-------- Extracted information
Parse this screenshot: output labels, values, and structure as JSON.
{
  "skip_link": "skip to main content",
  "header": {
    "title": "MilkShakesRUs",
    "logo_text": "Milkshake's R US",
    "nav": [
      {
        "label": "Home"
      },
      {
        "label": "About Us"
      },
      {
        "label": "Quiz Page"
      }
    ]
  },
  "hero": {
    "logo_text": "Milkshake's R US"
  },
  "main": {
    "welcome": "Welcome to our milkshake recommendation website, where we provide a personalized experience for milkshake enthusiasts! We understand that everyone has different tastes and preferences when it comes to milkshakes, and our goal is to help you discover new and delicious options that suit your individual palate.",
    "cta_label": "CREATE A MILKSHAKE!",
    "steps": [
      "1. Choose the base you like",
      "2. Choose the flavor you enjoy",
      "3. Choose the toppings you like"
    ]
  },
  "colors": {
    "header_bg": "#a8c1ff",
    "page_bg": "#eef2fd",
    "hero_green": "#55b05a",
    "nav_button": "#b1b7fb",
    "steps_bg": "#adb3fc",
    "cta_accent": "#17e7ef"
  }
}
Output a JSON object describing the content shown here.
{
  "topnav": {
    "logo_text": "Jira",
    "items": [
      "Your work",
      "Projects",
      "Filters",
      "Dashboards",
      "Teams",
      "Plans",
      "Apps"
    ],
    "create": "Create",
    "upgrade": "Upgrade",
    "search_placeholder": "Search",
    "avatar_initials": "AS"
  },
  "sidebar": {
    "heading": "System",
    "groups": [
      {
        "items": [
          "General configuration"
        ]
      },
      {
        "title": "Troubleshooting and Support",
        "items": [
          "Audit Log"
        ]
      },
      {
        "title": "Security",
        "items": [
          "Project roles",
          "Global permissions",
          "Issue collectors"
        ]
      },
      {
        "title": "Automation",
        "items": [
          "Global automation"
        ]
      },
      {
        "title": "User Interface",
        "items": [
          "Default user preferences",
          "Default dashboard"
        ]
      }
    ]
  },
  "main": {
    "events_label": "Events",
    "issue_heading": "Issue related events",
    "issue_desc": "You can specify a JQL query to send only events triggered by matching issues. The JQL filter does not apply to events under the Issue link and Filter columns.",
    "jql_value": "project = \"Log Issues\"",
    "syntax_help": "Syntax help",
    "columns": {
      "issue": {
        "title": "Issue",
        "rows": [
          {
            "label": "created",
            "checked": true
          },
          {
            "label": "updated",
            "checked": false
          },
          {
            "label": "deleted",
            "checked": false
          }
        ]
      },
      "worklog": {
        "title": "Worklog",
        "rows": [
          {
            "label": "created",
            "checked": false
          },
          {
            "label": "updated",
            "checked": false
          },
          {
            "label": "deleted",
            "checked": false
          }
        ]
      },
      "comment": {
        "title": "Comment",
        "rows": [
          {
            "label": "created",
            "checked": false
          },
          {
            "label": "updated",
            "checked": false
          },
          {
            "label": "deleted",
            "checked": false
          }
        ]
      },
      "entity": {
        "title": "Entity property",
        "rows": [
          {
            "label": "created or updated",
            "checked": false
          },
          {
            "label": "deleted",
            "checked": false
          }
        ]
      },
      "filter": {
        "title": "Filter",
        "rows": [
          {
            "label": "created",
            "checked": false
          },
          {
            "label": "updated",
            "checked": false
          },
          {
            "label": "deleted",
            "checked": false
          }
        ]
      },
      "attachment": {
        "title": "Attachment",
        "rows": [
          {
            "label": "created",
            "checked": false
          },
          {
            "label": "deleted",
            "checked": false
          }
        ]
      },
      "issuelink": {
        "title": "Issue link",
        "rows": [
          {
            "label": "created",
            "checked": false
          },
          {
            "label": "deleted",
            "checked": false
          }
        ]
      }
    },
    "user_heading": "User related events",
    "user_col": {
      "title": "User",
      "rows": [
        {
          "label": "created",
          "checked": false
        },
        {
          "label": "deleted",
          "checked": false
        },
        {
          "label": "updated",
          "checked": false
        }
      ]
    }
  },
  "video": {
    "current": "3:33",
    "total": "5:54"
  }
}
----------------
Challenge: Write out the entries above once more, without altering anything.

Written answer:
Parse this screenshot: output labels, values, and structure as JSON.
{
  "skip_link": "skip to main content",
  "header": {
    "title": "MilkShakesRUs",
    "logo_text": "Milkshake's R US",
    "nav": [
      {
        "label": "Home"
      },
      {
        "label": "About Us"
      },
      {
        "label": "Quiz Page"
      }
    ]
  },
  "hero": {
    "logo_text": "Milkshake's R US"
  },
  "main": {
    "welcome": "Welcome to our milkshake recommendation website, where we provide a personalized experience for milkshake enthusiasts! We understand that everyone has different tastes and preferences when it comes to milkshakes, and our goal is to help you discover new and delicious options that suit your individual palate.",
    "cta_label": "CREATE A MILKSHAKE!",
    "steps": [
      "1. Choose the base you like",
      "2. Choose the flavor you enjoy",
      "3. Choose the toppings you like"
    ]
  },
  "colors": {
    "header_bg": "#a8c1ff",
    "page_bg": "#eef2fd",
    "hero_green": "#55b05a",
    "nav_button": "#b1b7fb",
    "steps_bg": "#adb3fc",
    "cta_accent": "#17e7ef"
  }
}
Output a JSON object describing the content shown here.
{
  "topnav": {
    "logo_text": "Jira",
    "items": [
      "Your work",
      "Projects",
      "Filters",
      "Dashboards",
      "Teams",
      "Plans",
      "Apps"
    ],
    "create": "Create",
    "upgrade": "Upgrade",
    "search_placeholder": "Search",
    "avatar_initials": "AS"
  },
  "sidebar": {
    "heading": "System",
    "groups": [
      {
        "items": [
          "General configuration"
        ]
      },
      {
        "title": "Troubleshooting and Support",
        "items": [
          "Audit Log"
        ]
      },
      {
        "title": "Security",
        "items": [
          "Project roles",
          "Global permissions",
          "Issue collectors"
        ]
      },
      {
        "title": "Automation",
        "items": [
          "Global automation"
        ]
      },
      {
        "title": "User Interface",
        "items": [
          "Default user preferences",
          "Default dashboard"
        ]
      }
    ]
  },
  "main": {
    "events_label": "Events",
    "issue_heading": "Issue related events",
    "issue_desc": "You can specify a JQL query to send only events triggered by matching issues. The JQL filter does not apply to events under the Issue link and Filter columns.",
    "jql_value": "project = \"Log Issues\"",
    "syntax_help": "Syntax help",
    "columns": {
      "issue": {
        "title": "Issue",
        "rows": [
          {
            "label": "created",
            "checked": true
          },
          {
            "label": "updated",
            "checked": false
          },
          {
            "label": "deleted",
            "checked": false
          }
        ]
      },
      "worklog": {
        "title": "Worklog",
        "rows": [
          {
            "label": "created",
            "checked": false
          },
          {
            "label": "updated",
            "checked": false
          },
          {
            "label": "deleted",
            "checked": false
          }
        ]
      },
      "comment": {
        "title": "Comment",
        "rows": [
          {
            "label": "created",
            "checked": false
          },
          {
            "label": "updated",
            "checked": false
          },
          {
            "label": "deleted",
            "checked": false
          }
        ]
      },
      "entity": {
        "title": "Entity property",
        "rows": [
          {
            "label": "created or updated",
            "checked": false
          },
          {
            "label": "deleted",
            "checked": false
          }
        ]
      },
      "filter": {
        "title": "Filter",
        "rows": [
          {
            "label": "created",
            "checked": false
          },
          {
            "label": "updated",
            "checked": false
          },
          {
            "label": "deleted",
            "checked": false
          }
        ]
      },
      "attachment": {
        "title": "Attachment",
        "rows": [
          {
            "label": "created",
            "checked": false
          },
          {
            "label": "deleted",
            "checked": false
          }
        ]
      },
      "issuelink": {
        "title": "Issue link",
        "rows": [
          {
            "label": "created",
            "checked": false
          },
          {
            "label": "deleted",
            "checked": false
          }
        ]
      }
    },
    "user_heading": "User related events",
    "user_col": {
      "title": "User",
      "rows": [
        {
          "label": "created",
          "checked": false
        },
        {
          "label": "deleted",
          "checked": false
        },
        {
          "label": "updated",
          "checked": false
        }
      ]
    }
  },
  "video": {
    "current": "3:33",
    "total": "5:54"
  }
}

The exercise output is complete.